*Instruction*:
Reproduce each of the lines below verbatim, in order, omitting the picture.

··· Exercise inputs ···

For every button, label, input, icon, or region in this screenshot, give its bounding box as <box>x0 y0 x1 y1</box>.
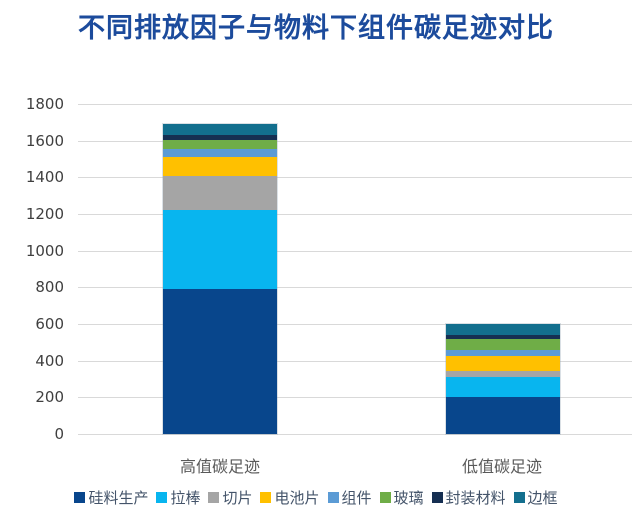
bar-segment-封装材料 <box>446 335 560 340</box>
gridline-0 <box>78 434 632 435</box>
bar-segment-玻璃 <box>163 139 277 149</box>
legend-label: 拉棒 <box>170 489 201 507</box>
legend-swatch-icon <box>74 492 86 503</box>
bar-segment-组件 <box>446 349 560 356</box>
gridline-1200 <box>78 214 632 215</box>
y-tick-label-1600: 1600 <box>25 131 64 150</box>
bar-segment-封装材料 <box>163 134 277 140</box>
bar-segment-组件 <box>163 148 277 158</box>
y-tick-label-800: 800 <box>35 278 64 297</box>
bar-segment-硅料生产 <box>163 289 277 434</box>
y-tick-label-0: 0 <box>54 425 64 443</box>
stacked-bar-high <box>162 123 278 435</box>
legend-label: 电池片 <box>274 489 320 507</box>
legend-item-边框: 边框 <box>513 487 558 508</box>
y-tick-label-400: 400 <box>35 351 64 370</box>
gridline-1000 <box>78 250 632 252</box>
legend-label: 切片 <box>222 489 253 507</box>
y-tick-label-1400: 1400 <box>25 168 64 187</box>
bar-segment-电池片 <box>446 355 560 372</box>
y-tick-label-200: 200 <box>35 388 64 407</box>
legend-label: 硅料生产 <box>88 489 149 507</box>
bar-segment-玻璃 <box>446 339 560 350</box>
legend-label: 封装材料 <box>445 489 506 507</box>
legend-item-玻璃: 玻璃 <box>379 487 424 508</box>
legend-swatch-icon <box>208 492 220 503</box>
legend-item-切片: 切片 <box>208 487 252 508</box>
bar-segment-边框 <box>446 324 560 336</box>
legend-swatch-icon <box>156 492 168 503</box>
legend-swatch-icon <box>513 492 525 503</box>
y-tick-label-600: 600 <box>35 315 64 333</box>
y-tick-label-1000: 1000 <box>25 241 64 260</box>
bar-segment-拉棒 <box>446 376 560 398</box>
bar-segment-硅料生产 <box>446 397 560 434</box>
gridline-1400 <box>78 177 632 179</box>
legend-item-拉棒: 拉棒 <box>156 487 200 508</box>
legend-swatch-icon <box>431 492 443 503</box>
bar-segment-电池片 <box>163 157 277 177</box>
y-tick-label-1200: 1200 <box>25 205 64 223</box>
legend-item-硅料生产: 硅料生产 <box>74 487 148 508</box>
bar-segment-切片 <box>446 371 560 377</box>
bar-segment-边框 <box>163 124 277 135</box>
gridline-800 <box>78 287 632 289</box>
x-category-label-high: 高值碳足迹 <box>179 457 261 476</box>
bar-segment-切片 <box>163 176 277 211</box>
legend-label: 边框 <box>527 489 558 507</box>
legend-item-组件: 组件 <box>327 487 372 508</box>
gridline-600 <box>78 324 632 325</box>
y-axis: 0 200 400 600 800 1000 1200 1400 1600 1800 <box>0 95 64 443</box>
y-tick-label-1800: 1800 <box>25 95 64 113</box>
stacked-bar-low <box>445 323 561 435</box>
legend-label: 组件 <box>341 489 372 507</box>
gridline-1800 <box>78 104 632 105</box>
legend-swatch-icon <box>260 492 272 503</box>
plot-area <box>78 104 632 435</box>
gridline-1600 <box>78 140 632 142</box>
bar-segment-拉棒 <box>163 210 277 290</box>
gridline-400 <box>78 360 632 362</box>
legend-swatch-icon <box>327 492 339 503</box>
legend-label: 玻璃 <box>393 489 424 507</box>
legend-item-电池片: 电池片 <box>260 487 320 508</box>
legend: 硅料生产 拉棒 切片 电池片 组件 玻璃 封装材料 边框 <box>0 487 632 508</box>
chart-title: 不同排放因子与物料下组件碳足迹对比 <box>78 13 554 44</box>
x-category-label-low: 低值碳足迹 <box>461 457 543 476</box>
legend-item-封装材料: 封装材料 <box>431 487 506 508</box>
legend-swatch-icon <box>379 492 391 503</box>
gridline-200 <box>78 397 632 399</box>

···

*Final result*:
For every button, label, input, icon, or region in this screenshot, give its bounding box as <box>x0 y0 x1 y1</box>.
bar-segment-封装材料 <box>446 335 560 340</box>
gridline-0 <box>78 434 632 435</box>
bar-segment-玻璃 <box>163 139 277 149</box>
legend-label: 拉棒 <box>170 489 201 507</box>
legend-swatch-icon <box>74 492 86 503</box>
bar-segment-组件 <box>446 349 560 356</box>
gridline-1200 <box>78 214 632 215</box>
y-tick-label-1600: 1600 <box>25 131 64 150</box>
bar-segment-封装材料 <box>163 134 277 140</box>
bar-segment-组件 <box>163 148 277 158</box>
y-tick-label-800: 800 <box>35 278 64 297</box>
bar-segment-硅料生产 <box>163 289 277 434</box>
y-tick-label-0: 0 <box>54 425 64 443</box>
stacked-bar-high <box>162 123 278 435</box>
legend-label: 电池片 <box>274 489 320 507</box>
legend-item-边框: 边框 <box>513 487 558 508</box>
y-tick-label-400: 400 <box>35 351 64 370</box>
gridline-1000 <box>78 250 632 252</box>
legend-label: 切片 <box>222 489 253 507</box>
y-tick-label-1400: 1400 <box>25 168 64 187</box>
bar-segment-电池片 <box>446 355 560 372</box>
y-tick-label-200: 200 <box>35 388 64 407</box>
legend-label: 硅料生产 <box>88 489 149 507</box>
bar-segment-玻璃 <box>446 339 560 350</box>
legend-label: 封装材料 <box>445 489 506 507</box>
legend-item-玻璃: 玻璃 <box>379 487 424 508</box>
legend-swatch-icon <box>208 492 220 503</box>
legend-item-切片: 切片 <box>208 487 252 508</box>
bar-segment-边框 <box>446 324 560 336</box>
legend-swatch-icon <box>156 492 168 503</box>
legend-swatch-icon <box>513 492 525 503</box>
y-tick-label-600: 600 <box>35 315 64 333</box>
y-tick-label-1000: 1000 <box>25 241 64 260</box>
bar-segment-拉棒 <box>446 376 560 398</box>
bar-segment-硅料生产 <box>446 397 560 434</box>
gridline-1400 <box>78 177 632 179</box>
legend-item-拉棒: 拉棒 <box>156 487 200 508</box>
legend-swatch-icon <box>431 492 443 503</box>
bar-segment-电池片 <box>163 157 277 177</box>
y-tick-label-1200: 1200 <box>25 205 64 223</box>
legend-item-硅料生产: 硅料生产 <box>74 487 148 508</box>
bar-segment-切片 <box>446 371 560 377</box>
bar-segment-边框 <box>163 124 277 135</box>
gridline-800 <box>78 287 632 289</box>
x-category-label-high: 高值碳足迹 <box>179 457 261 476</box>
bar-segment-切片 <box>163 176 277 211</box>
legend-label: 边框 <box>527 489 558 507</box>
legend-item-组件: 组件 <box>327 487 372 508</box>
gridline-600 <box>78 324 632 325</box>
y-axis: 0 200 400 600 800 1000 1200 1400 1600 1800 <box>0 95 64 443</box>
y-tick-label-1800: 1800 <box>25 95 64 113</box>
stacked-bar-low <box>445 323 561 435</box>
legend-label: 组件 <box>341 489 372 507</box>
gridline-1800 <box>78 104 632 105</box>
legend-swatch-icon <box>260 492 272 503</box>
plot-area <box>78 104 632 435</box>
gridline-1600 <box>78 140 632 142</box>
bar-segment-拉棒 <box>163 210 277 290</box>
gridline-400 <box>78 360 632 362</box>
legend-swatch-icon <box>327 492 339 503</box>
legend-label: 玻璃 <box>393 489 424 507</box>
legend-item-电池片: 电池片 <box>260 487 320 508</box>
legend: 硅料生产 拉棒 切片 电池片 组件 玻璃 封装材料 边框 <box>0 487 632 508</box>
chart-title: 不同排放因子与物料下组件碳足迹对比 <box>78 13 554 44</box>
x-category-label-low: 低值碳足迹 <box>461 457 543 476</box>
legend-item-封装材料: 封装材料 <box>431 487 506 508</box>
legend-swatch-icon <box>379 492 391 503</box>
gridline-200 <box>78 397 632 399</box>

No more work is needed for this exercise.